GIVEN REQUEST:
Below are some entries. Copy each line that holds the string "Hangzhou".

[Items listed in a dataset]

——

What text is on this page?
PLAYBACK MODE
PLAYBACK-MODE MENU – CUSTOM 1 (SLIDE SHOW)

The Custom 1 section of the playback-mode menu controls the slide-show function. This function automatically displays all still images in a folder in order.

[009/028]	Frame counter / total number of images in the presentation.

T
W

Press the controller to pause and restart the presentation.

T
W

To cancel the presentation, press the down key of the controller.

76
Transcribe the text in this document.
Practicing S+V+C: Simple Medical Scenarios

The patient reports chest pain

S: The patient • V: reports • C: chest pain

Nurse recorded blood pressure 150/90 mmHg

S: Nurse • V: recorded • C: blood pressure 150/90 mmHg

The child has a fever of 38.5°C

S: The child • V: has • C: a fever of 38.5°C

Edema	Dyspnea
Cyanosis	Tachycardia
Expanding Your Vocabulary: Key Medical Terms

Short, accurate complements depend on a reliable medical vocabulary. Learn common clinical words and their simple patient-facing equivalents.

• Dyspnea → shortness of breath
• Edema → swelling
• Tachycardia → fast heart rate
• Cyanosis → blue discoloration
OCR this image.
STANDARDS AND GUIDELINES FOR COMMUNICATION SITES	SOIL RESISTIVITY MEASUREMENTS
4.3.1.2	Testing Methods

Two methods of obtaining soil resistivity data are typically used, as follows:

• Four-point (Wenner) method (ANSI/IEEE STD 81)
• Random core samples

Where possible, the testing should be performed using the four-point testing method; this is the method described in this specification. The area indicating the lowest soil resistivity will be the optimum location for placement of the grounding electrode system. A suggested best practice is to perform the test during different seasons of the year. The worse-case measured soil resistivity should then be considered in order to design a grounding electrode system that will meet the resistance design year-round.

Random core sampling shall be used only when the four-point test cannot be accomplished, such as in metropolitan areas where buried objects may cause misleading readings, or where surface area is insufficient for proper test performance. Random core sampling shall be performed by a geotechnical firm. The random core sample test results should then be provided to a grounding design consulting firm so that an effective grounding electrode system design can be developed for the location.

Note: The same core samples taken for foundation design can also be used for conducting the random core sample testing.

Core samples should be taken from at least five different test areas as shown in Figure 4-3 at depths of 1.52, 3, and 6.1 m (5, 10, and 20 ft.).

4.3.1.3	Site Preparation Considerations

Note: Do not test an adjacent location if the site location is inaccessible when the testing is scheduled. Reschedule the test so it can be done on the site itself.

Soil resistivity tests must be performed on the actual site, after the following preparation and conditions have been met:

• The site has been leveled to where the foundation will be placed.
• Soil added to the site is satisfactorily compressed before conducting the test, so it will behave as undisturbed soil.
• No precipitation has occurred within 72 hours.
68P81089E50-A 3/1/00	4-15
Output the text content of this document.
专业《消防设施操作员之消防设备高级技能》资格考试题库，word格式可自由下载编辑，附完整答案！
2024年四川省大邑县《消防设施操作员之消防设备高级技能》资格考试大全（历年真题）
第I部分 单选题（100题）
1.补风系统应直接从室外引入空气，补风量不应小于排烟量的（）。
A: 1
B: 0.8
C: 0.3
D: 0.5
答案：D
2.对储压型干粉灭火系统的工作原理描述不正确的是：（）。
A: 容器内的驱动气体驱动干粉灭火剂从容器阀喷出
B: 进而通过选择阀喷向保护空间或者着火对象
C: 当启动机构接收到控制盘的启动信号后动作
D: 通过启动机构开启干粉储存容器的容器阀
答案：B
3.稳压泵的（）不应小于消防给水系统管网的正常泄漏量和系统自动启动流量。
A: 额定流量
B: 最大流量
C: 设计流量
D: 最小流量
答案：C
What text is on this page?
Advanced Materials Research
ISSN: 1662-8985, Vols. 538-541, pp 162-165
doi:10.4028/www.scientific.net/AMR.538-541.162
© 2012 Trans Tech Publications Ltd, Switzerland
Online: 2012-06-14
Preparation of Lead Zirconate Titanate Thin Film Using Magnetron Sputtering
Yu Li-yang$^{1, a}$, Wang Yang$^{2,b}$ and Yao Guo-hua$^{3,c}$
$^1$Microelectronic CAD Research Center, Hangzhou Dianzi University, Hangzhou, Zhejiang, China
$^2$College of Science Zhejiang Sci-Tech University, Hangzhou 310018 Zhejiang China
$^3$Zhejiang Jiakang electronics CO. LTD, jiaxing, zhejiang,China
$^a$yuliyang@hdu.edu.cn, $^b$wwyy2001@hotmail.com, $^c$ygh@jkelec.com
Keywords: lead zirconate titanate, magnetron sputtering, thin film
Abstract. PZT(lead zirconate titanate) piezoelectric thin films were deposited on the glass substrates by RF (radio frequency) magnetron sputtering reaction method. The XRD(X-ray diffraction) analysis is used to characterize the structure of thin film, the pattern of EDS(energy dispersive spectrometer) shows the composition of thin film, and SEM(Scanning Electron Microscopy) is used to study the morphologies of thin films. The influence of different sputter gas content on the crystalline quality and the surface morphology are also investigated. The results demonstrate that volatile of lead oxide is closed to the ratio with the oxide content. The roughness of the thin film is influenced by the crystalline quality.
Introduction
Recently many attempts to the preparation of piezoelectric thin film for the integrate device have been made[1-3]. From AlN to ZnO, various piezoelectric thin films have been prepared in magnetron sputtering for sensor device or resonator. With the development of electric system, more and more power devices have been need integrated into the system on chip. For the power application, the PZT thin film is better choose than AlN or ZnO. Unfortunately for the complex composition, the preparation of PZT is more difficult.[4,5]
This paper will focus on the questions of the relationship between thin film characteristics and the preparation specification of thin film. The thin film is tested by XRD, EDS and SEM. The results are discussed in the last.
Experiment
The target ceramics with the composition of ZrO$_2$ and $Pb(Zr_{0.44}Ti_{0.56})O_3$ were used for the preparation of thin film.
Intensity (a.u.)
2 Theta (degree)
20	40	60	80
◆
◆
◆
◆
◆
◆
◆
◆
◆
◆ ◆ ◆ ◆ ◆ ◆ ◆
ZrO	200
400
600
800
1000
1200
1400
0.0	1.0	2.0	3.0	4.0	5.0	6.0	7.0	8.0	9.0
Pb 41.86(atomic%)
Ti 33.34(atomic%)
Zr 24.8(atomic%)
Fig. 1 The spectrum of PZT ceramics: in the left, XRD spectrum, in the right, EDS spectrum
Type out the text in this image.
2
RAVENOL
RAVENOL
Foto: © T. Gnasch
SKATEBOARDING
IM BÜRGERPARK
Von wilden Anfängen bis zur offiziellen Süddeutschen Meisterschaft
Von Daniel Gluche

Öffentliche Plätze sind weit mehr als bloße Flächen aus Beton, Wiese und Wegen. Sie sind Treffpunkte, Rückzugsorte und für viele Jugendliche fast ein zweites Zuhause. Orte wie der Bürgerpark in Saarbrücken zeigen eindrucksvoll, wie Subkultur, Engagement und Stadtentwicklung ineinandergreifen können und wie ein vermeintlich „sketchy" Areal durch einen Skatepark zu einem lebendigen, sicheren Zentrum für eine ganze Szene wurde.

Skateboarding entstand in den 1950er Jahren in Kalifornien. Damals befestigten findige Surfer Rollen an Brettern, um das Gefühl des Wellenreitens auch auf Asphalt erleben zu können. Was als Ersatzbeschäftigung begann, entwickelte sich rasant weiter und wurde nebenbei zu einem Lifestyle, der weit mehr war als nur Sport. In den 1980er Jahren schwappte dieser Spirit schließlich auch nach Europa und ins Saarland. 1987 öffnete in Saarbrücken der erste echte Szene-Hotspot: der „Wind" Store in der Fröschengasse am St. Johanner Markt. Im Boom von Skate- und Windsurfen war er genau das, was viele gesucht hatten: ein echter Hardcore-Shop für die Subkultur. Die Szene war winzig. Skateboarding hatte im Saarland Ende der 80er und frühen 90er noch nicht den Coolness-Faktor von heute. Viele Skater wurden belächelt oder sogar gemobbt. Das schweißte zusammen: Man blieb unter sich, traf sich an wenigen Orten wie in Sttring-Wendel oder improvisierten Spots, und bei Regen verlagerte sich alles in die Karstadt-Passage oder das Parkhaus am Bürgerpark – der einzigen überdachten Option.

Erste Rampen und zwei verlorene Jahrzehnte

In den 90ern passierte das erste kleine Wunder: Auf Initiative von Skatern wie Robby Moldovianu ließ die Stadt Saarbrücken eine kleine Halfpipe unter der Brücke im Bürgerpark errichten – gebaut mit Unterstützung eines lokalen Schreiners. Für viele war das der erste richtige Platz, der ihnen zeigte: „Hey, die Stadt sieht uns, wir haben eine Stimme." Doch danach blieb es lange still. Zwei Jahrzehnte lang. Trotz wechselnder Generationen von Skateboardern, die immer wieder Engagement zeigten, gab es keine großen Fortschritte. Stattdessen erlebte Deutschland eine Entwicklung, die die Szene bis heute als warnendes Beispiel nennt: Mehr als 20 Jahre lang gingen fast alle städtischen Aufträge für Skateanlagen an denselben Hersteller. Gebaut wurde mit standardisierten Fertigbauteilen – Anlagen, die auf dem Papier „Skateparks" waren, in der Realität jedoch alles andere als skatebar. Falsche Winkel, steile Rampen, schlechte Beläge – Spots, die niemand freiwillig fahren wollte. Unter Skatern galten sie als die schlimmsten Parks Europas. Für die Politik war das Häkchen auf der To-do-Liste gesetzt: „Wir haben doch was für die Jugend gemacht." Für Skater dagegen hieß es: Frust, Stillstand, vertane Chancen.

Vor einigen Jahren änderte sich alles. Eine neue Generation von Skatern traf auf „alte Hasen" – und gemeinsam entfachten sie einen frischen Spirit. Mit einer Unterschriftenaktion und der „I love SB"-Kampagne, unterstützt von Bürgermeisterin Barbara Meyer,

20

——

THE RESPONSE:
$^1$Microelectronic CAD Research Center, Hangzhou Dianzi University, Hangzhou, Zhejiang, China
$^2$College of Science Zhejiang Sci-Tech University, Hangzhou 310018 Zhejiang China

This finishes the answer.